* [PROBLEM DETAILS] Give back every record word for word, but keep the pictures out.

(Items from a document page collection)

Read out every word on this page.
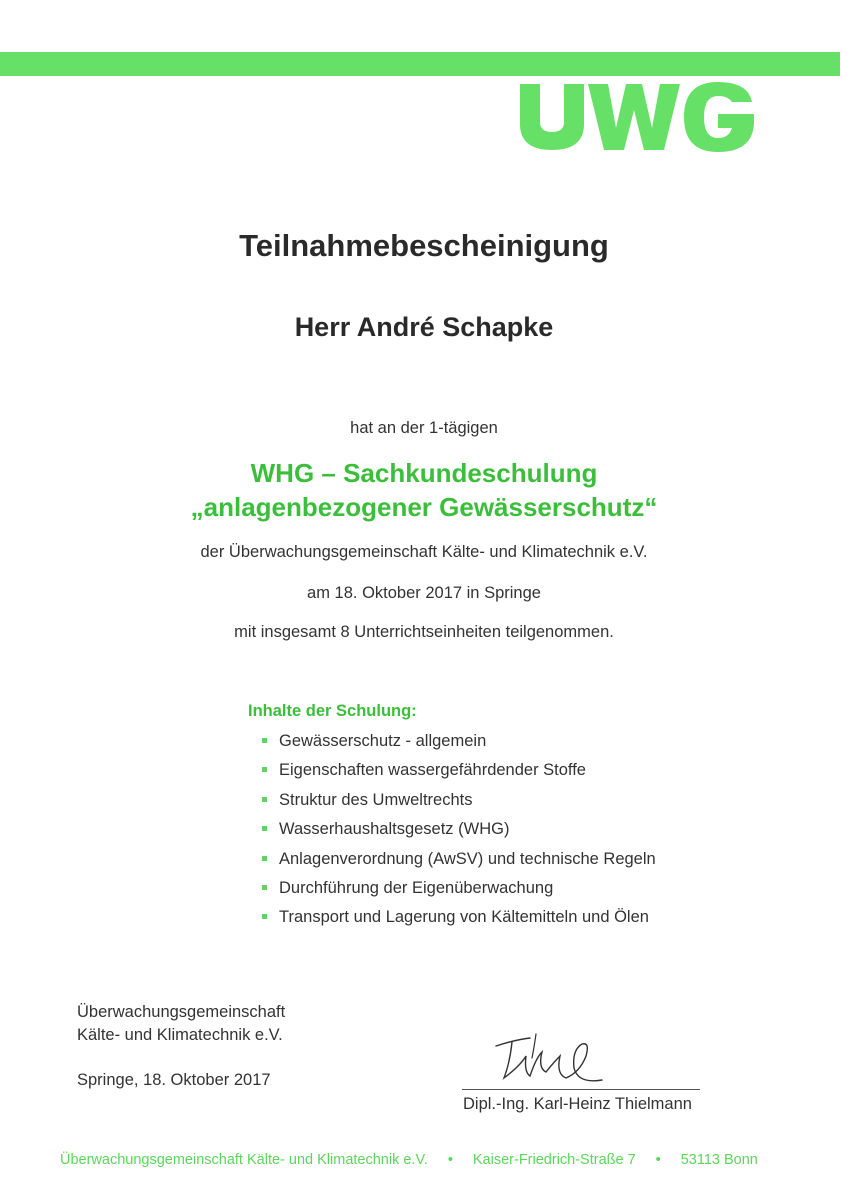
Teilnahmebescheinigung
Herr André Schapke
hat an der 1-tägigen
WHG – Sachkundeschulung
„anlagenbezogener Gewässerschutz“
der Überwachungsgemeinschaft Kälte- und Klimatechnik e.V.
am 18. Oktober 2017 in Springe
mit insgesamt 8 Unterrichtseinheiten teilgenommen.
Inhalte der Schulung:
Gewässerschutz - allgemein
Eigenschaften wassergefährdender Stoffe
Struktur des Umweltrechts
Wasserhaushaltsgesetz (WHG)
Anlagenverordnung (AwSV) und technische Regeln
Durchführung der Eigenüberwachung
Transport und Lagerung von Kältemitteln und Ölen
Überwachungsgemeinschaft
Kälte- und Klimatechnik e.V.
Springe, 18. Oktober 2017
Dipl.-Ing. Karl-Heinz Thielmann
Überwachungsgemeinschaft Kälte- und Klimatechnik e.V. • Kaiser-Friedrich-Straße 7 • 53113 Bonn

* [ANSWER FOR THIS EXERCISE]
Read out every word on this page.
Teilnahmebescheinigung
Herr André Schapke
hat an der 1-tägigen
WHG – Sachkundeschulung
„anlagenbezogener Gewässerschutz“
der Überwachungsgemeinschaft Kälte- und Klimatechnik e.V.
am 18. Oktober 2017 in Springe
mit insgesamt 8 Unterrichtseinheiten teilgenommen.
Inhalte der Schulung:
Gewässerschutz - allgemein
Eigenschaften wassergefährdender Stoffe
Struktur des Umweltrechts
Wasserhaushaltsgesetz (WHG)
Anlagenverordnung (AwSV) und technische Regeln
Durchführung der Eigenüberwachung
Transport und Lagerung von Kältemitteln und Ölen
Überwachungsgemeinschaft
Kälte- und Klimatechnik e.V.
Springe, 18. Oktober 2017
Dipl.-Ing. Karl-Heinz Thielmann
Überwachungsgemeinschaft Kälte- und Klimatechnik e.V. • Kaiser-Friedrich-Straße 7 • 53113 Bonn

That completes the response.